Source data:
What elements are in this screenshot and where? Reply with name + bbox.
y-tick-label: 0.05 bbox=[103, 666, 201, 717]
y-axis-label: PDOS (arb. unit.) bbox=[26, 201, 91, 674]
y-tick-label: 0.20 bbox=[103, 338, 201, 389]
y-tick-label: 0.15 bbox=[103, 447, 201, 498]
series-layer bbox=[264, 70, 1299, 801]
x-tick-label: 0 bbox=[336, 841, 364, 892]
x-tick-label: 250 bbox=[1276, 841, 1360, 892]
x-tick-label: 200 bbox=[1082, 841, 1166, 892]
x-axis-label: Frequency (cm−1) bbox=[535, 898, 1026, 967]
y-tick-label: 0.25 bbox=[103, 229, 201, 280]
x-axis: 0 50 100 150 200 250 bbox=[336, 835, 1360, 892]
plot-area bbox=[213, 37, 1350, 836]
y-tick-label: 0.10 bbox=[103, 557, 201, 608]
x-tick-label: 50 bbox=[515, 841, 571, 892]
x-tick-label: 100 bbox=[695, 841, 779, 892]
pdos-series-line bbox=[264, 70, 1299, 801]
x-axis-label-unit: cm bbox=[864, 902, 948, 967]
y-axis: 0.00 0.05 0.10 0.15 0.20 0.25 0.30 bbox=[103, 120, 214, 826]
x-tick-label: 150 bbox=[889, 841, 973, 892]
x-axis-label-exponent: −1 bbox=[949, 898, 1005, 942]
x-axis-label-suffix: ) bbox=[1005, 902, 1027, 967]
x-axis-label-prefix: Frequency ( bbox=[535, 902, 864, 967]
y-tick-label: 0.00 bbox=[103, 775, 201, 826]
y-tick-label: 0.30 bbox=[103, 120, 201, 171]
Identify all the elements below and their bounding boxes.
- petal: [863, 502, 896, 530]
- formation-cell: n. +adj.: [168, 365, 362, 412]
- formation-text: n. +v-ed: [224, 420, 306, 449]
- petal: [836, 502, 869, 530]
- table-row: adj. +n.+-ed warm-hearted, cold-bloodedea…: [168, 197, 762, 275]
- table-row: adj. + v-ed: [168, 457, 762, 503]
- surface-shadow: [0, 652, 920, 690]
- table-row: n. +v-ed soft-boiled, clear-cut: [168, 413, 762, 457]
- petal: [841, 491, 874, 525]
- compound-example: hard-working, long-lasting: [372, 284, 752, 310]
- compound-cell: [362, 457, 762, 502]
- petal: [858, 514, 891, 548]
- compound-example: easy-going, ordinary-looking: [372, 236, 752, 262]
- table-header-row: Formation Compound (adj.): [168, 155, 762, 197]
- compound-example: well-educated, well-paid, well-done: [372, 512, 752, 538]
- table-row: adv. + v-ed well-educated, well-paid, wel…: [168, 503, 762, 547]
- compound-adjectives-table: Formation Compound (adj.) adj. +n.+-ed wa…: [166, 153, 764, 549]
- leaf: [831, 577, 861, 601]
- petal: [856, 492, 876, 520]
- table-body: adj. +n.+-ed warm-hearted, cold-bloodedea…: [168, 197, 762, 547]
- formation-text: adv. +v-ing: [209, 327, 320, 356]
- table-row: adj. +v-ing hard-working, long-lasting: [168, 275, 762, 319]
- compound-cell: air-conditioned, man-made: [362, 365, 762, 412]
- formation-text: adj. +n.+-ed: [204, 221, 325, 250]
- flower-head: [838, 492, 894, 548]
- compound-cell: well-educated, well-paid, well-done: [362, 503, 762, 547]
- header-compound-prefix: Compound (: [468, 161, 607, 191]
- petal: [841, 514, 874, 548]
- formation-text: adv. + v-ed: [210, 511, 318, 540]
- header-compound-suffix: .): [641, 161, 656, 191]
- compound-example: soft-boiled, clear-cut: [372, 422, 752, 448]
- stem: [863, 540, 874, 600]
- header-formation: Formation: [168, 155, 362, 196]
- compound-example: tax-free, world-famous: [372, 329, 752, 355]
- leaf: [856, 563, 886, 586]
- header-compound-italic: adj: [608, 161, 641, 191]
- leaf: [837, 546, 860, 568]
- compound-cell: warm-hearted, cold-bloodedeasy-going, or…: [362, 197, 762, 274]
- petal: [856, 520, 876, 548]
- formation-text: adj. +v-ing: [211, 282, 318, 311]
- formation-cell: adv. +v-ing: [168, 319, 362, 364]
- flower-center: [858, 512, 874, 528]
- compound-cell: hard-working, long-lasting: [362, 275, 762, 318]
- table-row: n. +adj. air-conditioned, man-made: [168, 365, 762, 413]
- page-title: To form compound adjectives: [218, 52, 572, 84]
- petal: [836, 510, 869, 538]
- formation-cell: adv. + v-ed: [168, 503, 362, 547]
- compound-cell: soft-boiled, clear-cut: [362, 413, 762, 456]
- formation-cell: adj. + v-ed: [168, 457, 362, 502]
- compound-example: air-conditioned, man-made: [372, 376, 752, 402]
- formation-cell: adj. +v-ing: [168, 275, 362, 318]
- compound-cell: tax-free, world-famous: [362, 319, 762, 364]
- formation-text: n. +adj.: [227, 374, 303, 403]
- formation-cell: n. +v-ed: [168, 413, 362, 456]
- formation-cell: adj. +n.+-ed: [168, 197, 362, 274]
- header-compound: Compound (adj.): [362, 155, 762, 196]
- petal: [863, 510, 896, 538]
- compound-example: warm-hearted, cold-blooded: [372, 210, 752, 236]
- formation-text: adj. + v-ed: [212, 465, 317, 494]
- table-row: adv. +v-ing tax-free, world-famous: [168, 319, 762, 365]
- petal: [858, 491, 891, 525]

* Prompt:
Edit the source data above by changing every "petal" to "leaf", leaving everything else unchanged.

* Solution for this exercise:
What elements are in this screenshot and where? Reply with name + bbox.
y-tick-label: 0.05 bbox=[103, 666, 201, 717]
y-axis-label: PDOS (arb. unit.) bbox=[26, 201, 91, 674]
y-tick-label: 0.20 bbox=[103, 338, 201, 389]
y-tick-label: 0.15 bbox=[103, 447, 201, 498]
series-layer bbox=[264, 70, 1299, 801]
x-tick-label: 0 bbox=[336, 841, 364, 892]
x-tick-label: 250 bbox=[1276, 841, 1360, 892]
x-tick-label: 200 bbox=[1082, 841, 1166, 892]
x-axis-label: Frequency (cm−1) bbox=[535, 898, 1026, 967]
y-tick-label: 0.25 bbox=[103, 229, 201, 280]
x-axis: 0 50 100 150 200 250 bbox=[336, 835, 1360, 892]
plot-area bbox=[213, 37, 1350, 836]
y-tick-label: 0.10 bbox=[103, 557, 201, 608]
x-tick-label: 50 bbox=[515, 841, 571, 892]
x-tick-label: 100 bbox=[695, 841, 779, 892]
pdos-series-line bbox=[264, 70, 1299, 801]
x-axis-label-unit: cm bbox=[864, 902, 948, 967]
y-axis: 0.00 0.05 0.10 0.15 0.20 0.25 0.30 bbox=[103, 120, 214, 826]
x-tick-label: 150 bbox=[889, 841, 973, 892]
x-axis-label-exponent: −1 bbox=[949, 898, 1005, 942]
x-axis-label-suffix: ) bbox=[1005, 902, 1027, 967]
x-axis-label-prefix: Frequency ( bbox=[535, 902, 864, 967]
y-tick-label: 0.00 bbox=[103, 775, 201, 826]
y-tick-label: 0.30 bbox=[103, 120, 201, 171]
Identify all the elements below and their bounding boxes.
- leaf: [863, 502, 896, 530]
- formation-cell: n. +adj.: [168, 365, 362, 412]
- formation-text: n. +v-ed: [224, 420, 306, 449]
- leaf: [836, 502, 869, 530]
- table-row: adj. +n.+-ed warm-hearted, cold-bloodedea…: [168, 197, 762, 275]
- table-row: adj. + v-ed: [168, 457, 762, 503]
- surface-shadow: [0, 652, 920, 690]
- table-row: n. +v-ed soft-boiled, clear-cut: [168, 413, 762, 457]
- leaf: [841, 491, 874, 525]
- compound-example: hard-working, long-lasting: [372, 284, 752, 310]
- compound-cell: [362, 457, 762, 502]
- leaf: [858, 514, 891, 548]
- compound-example: easy-going, ordinary-looking: [372, 236, 752, 262]
- table-header-row: Formation Compound (adj.): [168, 155, 762, 197]
- compound-example: well-educated, well-paid, well-done: [372, 512, 752, 538]
- table-row: adv. + v-ed well-educated, well-paid, wel…: [168, 503, 762, 547]
- compound-adjectives-table: Formation Compound (adj.) adj. +n.+-ed wa…: [166, 153, 764, 549]
- leaf: [831, 577, 861, 601]
- leaf: [856, 492, 876, 520]
- table-body: adj. +n.+-ed warm-hearted, cold-bloodedea…: [168, 197, 762, 547]
- formation-text: adv. +v-ing: [209, 327, 320, 356]
- table-row: adj. +v-ing hard-working, long-lasting: [168, 275, 762, 319]
- compound-cell: air-conditioned, man-made: [362, 365, 762, 412]
- formation-text: adj. +n.+-ed: [204, 221, 325, 250]
- flower-head: [838, 492, 894, 548]
- compound-cell: well-educated, well-paid, well-done: [362, 503, 762, 547]
- header-compound-prefix: Compound (: [468, 161, 607, 191]
- leaf: [841, 514, 874, 548]
- formation-text: adv. + v-ed: [210, 511, 318, 540]
- header-compound-suffix: .): [641, 161, 656, 191]
- compound-example: soft-boiled, clear-cut: [372, 422, 752, 448]
- stem: [863, 540, 874, 600]
- header-formation: Formation: [168, 155, 362, 196]
- compound-example: tax-free, world-famous: [372, 329, 752, 355]
- leaf: [856, 563, 886, 586]
- header-compound-italic: adj: [608, 161, 641, 191]
- leaf: [837, 546, 860, 568]
- compound-cell: warm-hearted, cold-bloodedeasy-going, or…: [362, 197, 762, 274]
- leaf: [856, 520, 876, 548]
- formation-text: adj. +v-ing: [211, 282, 318, 311]
- formation-cell: adv. +v-ing: [168, 319, 362, 364]
- flower-center: [858, 512, 874, 528]
- compound-cell: hard-working, long-lasting: [362, 275, 762, 318]
- table-row: n. +adj. air-conditioned, man-made: [168, 365, 762, 413]
- page-title: To form compound adjectives: [218, 52, 572, 84]
- leaf: [836, 510, 869, 538]
- formation-cell: adv. + v-ed: [168, 503, 362, 547]
- compound-cell: soft-boiled, clear-cut: [362, 413, 762, 456]
- formation-cell: adj. + v-ed: [168, 457, 362, 502]
- compound-example: air-conditioned, man-made: [372, 376, 752, 402]
- formation-cell: adj. +v-ing: [168, 275, 362, 318]
- compound-cell: tax-free, world-famous: [362, 319, 762, 364]
- formation-text: n. +adj.: [227, 374, 303, 403]
- formation-cell: n. +v-ed: [168, 413, 362, 456]
- formation-cell: adj. +n.+-ed: [168, 197, 362, 274]
- header-compound: Compound (adj.): [362, 155, 762, 196]
- leaf: [863, 510, 896, 538]
- compound-example: warm-hearted, cold-blooded: [372, 210, 752, 236]
- formation-text: adj. + v-ed: [212, 465, 317, 494]
- table-row: adv. +v-ing tax-free, world-famous: [168, 319, 762, 365]
- leaf: [858, 491, 891, 525]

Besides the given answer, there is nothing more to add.